Direction:
Return only the count of lines in which the word "Lorin" appears.

━━━ Records supplied ━━━

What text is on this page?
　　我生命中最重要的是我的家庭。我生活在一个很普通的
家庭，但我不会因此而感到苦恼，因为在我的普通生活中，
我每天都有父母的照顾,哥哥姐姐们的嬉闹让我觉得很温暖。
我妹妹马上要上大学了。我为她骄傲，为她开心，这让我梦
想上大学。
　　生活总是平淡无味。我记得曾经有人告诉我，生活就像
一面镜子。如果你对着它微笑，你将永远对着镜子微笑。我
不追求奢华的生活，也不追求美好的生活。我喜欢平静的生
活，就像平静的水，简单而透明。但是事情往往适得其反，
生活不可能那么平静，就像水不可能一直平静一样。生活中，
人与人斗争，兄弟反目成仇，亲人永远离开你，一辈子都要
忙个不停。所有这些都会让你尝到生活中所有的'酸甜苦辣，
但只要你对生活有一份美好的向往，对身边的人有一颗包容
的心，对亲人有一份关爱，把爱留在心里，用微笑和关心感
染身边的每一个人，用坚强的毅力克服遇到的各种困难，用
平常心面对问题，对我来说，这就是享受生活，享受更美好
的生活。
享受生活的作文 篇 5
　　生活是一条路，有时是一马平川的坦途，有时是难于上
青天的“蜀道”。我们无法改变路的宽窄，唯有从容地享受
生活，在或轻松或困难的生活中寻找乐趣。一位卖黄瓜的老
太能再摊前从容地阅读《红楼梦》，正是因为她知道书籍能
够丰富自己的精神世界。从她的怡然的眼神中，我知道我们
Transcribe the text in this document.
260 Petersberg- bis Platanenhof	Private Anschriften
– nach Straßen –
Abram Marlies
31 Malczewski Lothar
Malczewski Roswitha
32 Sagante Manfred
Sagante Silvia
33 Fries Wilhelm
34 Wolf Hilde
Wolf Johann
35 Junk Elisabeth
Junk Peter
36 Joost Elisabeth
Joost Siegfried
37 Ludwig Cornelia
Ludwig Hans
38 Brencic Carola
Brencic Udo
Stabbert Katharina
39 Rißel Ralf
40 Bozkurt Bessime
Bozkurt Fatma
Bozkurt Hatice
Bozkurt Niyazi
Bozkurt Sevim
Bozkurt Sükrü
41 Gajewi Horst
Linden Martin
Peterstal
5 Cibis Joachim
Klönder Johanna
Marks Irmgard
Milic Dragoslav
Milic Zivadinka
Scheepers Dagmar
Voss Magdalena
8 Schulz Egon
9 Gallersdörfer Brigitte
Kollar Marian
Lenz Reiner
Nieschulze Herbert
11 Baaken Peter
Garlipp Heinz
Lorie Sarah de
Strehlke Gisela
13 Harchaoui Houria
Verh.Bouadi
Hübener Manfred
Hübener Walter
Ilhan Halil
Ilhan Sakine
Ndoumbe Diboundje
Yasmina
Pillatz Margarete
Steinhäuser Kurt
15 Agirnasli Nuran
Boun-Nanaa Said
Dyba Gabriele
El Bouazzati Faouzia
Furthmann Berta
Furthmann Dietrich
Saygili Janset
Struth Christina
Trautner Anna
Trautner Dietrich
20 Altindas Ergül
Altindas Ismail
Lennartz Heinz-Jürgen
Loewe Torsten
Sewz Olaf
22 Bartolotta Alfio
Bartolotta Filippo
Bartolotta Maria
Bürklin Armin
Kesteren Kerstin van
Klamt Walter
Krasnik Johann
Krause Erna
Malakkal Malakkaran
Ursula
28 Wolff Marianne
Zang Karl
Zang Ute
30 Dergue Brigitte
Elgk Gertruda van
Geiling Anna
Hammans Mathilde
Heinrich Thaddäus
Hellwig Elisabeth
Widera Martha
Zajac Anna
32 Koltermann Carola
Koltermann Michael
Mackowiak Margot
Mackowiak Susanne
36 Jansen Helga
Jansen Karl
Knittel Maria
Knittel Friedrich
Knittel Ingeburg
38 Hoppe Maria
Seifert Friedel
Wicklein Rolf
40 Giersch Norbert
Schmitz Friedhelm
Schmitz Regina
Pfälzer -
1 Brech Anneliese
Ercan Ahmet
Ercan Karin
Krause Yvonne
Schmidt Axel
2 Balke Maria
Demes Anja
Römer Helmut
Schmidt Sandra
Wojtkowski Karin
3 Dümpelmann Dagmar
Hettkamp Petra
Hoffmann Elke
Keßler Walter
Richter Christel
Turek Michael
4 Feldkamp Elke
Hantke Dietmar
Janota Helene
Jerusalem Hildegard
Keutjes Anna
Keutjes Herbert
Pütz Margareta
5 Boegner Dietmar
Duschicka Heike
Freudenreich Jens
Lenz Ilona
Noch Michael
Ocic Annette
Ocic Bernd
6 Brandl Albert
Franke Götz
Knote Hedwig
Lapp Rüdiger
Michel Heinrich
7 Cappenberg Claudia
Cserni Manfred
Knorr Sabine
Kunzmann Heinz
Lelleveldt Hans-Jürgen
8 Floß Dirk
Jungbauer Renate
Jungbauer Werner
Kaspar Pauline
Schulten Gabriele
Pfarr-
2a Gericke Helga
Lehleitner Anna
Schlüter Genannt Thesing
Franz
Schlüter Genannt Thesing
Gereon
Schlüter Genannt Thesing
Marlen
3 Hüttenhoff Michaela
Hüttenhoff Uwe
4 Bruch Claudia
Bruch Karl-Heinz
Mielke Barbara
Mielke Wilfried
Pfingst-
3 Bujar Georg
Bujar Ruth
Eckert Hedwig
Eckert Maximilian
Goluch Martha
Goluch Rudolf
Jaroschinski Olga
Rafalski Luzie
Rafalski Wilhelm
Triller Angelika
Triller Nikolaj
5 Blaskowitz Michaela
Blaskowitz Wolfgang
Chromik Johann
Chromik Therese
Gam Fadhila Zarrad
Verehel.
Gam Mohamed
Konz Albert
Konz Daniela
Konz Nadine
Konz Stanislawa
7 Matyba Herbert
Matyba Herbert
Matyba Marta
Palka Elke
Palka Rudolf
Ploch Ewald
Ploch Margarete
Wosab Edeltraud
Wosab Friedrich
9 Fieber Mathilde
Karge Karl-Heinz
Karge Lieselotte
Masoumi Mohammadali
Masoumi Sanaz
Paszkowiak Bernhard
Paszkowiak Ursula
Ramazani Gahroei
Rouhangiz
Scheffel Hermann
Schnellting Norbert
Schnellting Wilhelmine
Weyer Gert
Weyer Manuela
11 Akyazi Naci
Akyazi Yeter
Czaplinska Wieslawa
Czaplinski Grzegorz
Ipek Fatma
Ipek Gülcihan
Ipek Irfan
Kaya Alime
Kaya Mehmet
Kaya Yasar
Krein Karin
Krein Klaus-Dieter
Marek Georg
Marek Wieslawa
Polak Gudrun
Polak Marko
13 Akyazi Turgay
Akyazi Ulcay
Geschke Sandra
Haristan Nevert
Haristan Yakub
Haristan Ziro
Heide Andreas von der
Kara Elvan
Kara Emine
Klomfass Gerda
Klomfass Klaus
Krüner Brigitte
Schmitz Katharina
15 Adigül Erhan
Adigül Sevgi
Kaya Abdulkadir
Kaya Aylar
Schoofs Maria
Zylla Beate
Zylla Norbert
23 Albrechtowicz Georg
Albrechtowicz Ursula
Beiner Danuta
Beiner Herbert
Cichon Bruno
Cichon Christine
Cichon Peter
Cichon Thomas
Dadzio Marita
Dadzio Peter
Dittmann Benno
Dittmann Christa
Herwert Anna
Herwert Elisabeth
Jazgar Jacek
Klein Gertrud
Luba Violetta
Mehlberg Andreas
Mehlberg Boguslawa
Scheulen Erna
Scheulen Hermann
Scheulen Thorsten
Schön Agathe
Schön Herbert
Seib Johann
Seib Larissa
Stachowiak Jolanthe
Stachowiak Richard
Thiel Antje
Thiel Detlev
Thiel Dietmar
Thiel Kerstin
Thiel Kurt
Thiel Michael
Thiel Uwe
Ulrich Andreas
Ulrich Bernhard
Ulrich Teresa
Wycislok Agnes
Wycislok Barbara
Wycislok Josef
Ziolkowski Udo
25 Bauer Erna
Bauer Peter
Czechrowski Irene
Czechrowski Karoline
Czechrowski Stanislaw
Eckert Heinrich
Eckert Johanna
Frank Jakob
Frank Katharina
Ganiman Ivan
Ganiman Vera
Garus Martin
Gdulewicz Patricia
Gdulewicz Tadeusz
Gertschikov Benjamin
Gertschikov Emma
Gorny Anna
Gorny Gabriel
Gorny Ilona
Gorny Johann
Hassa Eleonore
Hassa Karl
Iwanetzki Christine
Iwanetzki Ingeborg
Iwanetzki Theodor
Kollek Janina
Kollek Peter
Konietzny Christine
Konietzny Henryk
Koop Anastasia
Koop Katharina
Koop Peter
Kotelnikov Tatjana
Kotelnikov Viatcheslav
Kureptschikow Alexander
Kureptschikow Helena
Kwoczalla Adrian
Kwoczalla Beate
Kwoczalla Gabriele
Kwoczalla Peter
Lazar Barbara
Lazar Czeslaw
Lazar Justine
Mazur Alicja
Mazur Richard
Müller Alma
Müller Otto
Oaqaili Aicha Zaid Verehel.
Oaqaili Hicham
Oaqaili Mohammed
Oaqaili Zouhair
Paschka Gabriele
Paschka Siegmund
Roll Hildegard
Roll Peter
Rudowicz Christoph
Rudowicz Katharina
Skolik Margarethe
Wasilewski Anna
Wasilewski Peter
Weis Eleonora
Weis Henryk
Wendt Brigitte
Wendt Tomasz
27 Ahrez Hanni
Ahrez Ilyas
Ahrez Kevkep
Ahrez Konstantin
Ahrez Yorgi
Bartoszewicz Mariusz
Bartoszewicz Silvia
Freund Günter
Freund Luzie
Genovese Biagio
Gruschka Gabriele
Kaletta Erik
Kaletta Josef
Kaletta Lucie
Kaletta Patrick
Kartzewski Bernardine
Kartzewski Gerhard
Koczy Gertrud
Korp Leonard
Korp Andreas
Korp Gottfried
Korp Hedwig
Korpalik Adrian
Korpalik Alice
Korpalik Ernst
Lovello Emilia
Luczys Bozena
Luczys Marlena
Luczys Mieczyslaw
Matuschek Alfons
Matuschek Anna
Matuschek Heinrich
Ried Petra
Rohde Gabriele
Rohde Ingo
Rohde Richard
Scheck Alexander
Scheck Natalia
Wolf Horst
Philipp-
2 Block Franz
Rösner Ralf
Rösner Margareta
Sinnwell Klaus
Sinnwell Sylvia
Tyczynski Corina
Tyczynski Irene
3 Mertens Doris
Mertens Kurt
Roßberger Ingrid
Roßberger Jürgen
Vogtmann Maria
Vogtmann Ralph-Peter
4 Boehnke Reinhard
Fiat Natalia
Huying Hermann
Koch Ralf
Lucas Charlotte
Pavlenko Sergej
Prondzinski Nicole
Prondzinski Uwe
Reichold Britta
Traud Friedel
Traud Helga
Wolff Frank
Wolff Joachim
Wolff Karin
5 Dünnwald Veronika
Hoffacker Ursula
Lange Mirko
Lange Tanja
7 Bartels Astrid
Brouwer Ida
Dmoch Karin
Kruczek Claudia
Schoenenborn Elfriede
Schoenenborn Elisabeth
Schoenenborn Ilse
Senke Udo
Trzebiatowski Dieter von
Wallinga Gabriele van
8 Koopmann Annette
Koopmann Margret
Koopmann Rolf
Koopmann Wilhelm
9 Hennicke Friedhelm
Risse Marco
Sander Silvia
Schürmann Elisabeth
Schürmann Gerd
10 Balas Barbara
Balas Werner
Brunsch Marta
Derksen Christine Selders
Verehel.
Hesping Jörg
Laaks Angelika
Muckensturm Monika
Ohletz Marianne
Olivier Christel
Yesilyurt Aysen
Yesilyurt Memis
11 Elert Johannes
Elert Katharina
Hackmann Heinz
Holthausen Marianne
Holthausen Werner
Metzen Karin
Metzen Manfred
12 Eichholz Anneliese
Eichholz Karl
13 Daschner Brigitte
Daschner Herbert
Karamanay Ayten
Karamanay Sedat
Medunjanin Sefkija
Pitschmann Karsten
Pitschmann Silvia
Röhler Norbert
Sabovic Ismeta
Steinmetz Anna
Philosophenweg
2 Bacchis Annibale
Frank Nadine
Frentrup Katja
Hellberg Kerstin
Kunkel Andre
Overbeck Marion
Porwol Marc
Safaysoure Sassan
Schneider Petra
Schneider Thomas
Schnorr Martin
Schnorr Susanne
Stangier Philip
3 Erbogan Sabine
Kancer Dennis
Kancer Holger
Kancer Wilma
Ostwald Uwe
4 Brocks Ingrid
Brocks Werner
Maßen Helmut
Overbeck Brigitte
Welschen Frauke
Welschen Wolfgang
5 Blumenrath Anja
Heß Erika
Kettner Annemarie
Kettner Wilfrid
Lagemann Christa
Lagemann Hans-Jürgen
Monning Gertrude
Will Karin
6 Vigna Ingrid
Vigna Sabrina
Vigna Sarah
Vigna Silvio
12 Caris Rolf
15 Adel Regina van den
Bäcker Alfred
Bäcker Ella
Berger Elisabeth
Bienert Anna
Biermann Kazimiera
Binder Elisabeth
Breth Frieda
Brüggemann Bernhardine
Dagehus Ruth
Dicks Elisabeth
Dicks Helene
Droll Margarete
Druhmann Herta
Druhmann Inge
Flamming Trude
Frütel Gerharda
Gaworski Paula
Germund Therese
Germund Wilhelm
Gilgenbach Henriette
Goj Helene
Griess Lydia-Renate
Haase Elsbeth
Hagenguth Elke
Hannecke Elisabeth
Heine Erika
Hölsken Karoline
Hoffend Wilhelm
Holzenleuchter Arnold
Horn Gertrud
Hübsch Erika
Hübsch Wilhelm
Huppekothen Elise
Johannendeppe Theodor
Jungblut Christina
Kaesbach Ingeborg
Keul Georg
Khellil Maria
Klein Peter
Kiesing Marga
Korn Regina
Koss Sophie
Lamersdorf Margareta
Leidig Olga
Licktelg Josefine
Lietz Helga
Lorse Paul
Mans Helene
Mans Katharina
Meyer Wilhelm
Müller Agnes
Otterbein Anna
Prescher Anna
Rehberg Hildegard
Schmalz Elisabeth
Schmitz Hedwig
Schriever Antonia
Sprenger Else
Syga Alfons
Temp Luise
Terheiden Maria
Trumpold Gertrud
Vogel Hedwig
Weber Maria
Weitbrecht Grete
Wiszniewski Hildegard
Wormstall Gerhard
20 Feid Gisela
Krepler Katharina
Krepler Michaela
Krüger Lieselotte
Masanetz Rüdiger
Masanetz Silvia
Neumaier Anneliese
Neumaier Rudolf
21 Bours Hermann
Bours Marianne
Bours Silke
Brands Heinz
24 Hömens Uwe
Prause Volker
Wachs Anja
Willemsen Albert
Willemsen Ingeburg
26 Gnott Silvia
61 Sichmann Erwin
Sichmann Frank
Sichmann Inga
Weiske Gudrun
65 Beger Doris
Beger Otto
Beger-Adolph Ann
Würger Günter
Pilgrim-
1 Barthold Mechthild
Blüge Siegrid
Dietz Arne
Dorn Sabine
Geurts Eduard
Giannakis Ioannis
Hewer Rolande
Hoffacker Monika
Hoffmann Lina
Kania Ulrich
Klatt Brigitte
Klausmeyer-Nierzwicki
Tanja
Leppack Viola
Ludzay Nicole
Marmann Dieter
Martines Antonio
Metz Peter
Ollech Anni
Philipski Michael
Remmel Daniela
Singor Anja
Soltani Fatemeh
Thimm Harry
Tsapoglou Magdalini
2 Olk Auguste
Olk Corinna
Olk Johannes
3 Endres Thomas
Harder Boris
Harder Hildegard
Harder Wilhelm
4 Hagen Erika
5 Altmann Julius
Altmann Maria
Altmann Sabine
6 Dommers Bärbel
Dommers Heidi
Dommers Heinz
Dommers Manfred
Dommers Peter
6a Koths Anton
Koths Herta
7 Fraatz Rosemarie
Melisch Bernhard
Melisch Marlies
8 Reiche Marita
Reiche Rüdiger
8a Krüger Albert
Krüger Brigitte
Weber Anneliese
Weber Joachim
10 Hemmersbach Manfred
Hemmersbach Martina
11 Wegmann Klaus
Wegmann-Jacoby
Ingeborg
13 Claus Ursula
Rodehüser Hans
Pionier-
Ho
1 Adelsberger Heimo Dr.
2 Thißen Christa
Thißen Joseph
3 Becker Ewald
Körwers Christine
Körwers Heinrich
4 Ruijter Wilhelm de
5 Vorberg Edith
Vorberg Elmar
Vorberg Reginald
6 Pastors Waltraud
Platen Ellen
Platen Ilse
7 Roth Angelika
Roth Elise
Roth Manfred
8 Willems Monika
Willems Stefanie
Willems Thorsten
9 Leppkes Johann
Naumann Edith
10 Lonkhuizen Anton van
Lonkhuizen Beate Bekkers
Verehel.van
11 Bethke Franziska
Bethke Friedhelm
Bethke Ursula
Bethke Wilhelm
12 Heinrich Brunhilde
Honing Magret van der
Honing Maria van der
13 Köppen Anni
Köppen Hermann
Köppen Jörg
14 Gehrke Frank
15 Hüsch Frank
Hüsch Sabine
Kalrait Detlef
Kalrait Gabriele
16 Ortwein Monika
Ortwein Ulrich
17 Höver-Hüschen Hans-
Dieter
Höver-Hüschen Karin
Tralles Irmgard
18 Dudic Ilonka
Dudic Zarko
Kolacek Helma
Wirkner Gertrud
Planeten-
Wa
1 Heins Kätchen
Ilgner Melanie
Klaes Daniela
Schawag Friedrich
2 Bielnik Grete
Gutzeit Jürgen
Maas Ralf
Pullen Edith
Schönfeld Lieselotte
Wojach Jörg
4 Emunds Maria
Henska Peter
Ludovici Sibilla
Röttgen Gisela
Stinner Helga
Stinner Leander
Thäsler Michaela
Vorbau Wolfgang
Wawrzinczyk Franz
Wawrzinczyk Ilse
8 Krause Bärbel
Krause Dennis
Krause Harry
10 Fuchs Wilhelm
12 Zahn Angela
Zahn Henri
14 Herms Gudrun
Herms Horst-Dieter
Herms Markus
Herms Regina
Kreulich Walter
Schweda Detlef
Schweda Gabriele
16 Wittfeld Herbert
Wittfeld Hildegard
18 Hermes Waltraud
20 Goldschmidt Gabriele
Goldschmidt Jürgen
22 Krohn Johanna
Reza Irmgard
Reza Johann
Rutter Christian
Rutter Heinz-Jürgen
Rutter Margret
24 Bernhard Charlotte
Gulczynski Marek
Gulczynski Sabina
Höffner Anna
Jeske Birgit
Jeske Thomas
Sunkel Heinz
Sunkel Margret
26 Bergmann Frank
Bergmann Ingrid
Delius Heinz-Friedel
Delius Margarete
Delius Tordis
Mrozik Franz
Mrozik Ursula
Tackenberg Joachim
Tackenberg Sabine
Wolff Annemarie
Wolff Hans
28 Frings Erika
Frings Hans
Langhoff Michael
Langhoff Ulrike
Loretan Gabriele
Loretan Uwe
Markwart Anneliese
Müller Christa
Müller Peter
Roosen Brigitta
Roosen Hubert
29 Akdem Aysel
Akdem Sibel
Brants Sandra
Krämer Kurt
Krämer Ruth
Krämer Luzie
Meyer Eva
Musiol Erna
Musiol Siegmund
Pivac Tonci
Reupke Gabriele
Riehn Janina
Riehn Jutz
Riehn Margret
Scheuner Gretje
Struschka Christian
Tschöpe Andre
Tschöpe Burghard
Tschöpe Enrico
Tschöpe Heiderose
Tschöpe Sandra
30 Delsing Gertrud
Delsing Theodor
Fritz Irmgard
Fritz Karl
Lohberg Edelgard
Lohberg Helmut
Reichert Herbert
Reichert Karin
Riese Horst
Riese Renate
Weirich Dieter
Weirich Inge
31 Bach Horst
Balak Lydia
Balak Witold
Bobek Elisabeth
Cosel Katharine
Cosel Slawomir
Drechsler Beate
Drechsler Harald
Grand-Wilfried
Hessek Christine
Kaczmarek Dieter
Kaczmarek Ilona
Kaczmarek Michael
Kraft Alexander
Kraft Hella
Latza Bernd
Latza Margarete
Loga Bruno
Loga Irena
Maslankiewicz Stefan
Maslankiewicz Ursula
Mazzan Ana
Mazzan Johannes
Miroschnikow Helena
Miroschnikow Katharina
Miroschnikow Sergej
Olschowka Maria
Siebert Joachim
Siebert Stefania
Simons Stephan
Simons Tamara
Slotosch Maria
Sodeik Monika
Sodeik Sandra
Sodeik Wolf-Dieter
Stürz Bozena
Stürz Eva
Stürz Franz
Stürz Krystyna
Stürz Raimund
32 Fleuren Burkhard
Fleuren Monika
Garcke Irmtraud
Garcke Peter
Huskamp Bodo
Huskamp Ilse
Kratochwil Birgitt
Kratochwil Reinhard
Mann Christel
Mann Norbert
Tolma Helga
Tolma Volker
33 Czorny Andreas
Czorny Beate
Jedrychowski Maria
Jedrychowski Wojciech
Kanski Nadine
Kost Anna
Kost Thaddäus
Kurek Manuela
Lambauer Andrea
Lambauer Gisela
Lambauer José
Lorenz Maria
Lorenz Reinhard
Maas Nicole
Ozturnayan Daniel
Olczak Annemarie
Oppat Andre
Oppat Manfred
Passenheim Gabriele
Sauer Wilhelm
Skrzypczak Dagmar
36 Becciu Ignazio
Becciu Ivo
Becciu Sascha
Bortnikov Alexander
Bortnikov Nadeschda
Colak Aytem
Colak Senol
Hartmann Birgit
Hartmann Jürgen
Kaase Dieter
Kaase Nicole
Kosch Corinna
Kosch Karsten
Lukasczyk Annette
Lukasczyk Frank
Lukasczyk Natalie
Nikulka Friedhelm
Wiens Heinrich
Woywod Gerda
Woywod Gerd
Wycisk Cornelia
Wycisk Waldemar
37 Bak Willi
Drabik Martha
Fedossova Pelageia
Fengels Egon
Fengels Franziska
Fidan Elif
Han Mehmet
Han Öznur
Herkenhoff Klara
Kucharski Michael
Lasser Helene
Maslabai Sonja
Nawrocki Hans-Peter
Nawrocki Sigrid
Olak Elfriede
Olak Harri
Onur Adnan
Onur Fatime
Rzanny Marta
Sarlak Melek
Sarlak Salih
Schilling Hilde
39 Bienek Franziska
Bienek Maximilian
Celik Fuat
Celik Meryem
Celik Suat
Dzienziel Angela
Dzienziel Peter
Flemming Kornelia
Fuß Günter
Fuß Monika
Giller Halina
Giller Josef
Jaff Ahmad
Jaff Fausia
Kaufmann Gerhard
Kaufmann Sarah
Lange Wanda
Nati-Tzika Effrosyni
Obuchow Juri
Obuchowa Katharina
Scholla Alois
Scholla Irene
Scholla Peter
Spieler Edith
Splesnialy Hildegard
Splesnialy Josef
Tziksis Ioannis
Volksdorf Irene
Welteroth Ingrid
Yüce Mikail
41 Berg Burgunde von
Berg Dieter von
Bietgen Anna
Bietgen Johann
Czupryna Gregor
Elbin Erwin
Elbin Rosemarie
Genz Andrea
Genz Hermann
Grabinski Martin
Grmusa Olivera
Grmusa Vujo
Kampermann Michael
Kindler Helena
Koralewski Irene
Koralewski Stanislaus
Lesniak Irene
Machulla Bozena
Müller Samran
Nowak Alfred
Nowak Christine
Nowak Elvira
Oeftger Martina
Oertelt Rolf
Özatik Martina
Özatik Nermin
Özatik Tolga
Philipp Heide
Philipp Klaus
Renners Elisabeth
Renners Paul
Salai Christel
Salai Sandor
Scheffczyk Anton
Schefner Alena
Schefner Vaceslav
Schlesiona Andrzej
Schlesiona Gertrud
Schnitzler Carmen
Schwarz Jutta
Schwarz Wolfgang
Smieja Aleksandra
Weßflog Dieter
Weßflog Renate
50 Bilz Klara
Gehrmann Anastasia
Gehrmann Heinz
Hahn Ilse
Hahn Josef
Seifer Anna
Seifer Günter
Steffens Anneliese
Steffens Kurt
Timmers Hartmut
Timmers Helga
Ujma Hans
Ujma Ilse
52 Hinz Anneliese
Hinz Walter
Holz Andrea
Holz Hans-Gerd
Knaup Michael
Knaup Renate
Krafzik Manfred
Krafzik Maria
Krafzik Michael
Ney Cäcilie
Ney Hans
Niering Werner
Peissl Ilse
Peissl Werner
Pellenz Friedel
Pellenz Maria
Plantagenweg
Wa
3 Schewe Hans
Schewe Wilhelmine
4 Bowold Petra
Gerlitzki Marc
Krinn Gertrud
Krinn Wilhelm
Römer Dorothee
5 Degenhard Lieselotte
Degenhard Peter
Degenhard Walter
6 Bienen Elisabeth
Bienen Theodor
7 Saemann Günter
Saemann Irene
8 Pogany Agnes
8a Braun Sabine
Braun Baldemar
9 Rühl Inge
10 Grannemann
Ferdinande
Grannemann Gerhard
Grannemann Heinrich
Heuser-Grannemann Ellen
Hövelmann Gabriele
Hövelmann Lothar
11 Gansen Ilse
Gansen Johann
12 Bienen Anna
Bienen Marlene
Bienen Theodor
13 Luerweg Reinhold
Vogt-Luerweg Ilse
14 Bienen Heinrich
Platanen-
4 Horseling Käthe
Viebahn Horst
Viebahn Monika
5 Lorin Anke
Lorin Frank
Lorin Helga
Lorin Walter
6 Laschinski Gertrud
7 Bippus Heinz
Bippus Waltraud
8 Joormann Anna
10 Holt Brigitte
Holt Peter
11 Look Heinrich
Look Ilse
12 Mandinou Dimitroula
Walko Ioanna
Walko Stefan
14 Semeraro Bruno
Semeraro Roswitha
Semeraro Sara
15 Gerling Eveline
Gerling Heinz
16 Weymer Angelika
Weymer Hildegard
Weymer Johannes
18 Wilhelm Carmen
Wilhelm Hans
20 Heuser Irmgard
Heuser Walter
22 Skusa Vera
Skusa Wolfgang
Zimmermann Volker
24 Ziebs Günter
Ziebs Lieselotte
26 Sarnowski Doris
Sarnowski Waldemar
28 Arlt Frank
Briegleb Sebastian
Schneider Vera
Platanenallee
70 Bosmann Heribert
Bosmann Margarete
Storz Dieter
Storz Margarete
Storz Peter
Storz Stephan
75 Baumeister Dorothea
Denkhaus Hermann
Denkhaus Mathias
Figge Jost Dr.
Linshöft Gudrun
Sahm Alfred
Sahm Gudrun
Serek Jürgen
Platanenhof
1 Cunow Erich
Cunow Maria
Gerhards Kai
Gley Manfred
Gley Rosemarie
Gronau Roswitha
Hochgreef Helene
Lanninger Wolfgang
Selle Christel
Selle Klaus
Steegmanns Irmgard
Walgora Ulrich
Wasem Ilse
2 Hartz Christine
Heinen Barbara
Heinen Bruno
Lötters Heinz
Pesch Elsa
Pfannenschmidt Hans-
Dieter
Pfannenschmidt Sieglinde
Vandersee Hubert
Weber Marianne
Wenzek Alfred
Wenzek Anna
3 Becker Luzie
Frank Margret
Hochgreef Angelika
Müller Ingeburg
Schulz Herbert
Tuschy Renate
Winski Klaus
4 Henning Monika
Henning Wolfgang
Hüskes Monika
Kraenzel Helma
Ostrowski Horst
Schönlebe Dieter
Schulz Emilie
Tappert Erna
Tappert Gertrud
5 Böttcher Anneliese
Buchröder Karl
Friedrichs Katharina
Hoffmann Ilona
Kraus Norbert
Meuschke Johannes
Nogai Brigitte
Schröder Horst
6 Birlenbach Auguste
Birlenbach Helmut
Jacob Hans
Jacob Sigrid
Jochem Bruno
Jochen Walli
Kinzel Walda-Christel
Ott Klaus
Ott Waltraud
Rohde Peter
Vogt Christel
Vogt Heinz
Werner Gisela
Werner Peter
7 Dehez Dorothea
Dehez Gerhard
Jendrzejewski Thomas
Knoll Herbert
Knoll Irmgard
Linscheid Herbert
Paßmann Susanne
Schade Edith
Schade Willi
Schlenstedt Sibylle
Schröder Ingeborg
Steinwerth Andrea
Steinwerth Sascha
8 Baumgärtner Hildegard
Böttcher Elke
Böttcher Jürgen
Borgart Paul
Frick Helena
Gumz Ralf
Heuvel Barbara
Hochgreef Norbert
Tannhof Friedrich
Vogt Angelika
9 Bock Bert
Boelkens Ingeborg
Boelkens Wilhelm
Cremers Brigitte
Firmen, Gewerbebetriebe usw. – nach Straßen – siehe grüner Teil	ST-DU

━━━

Completed exercise:
4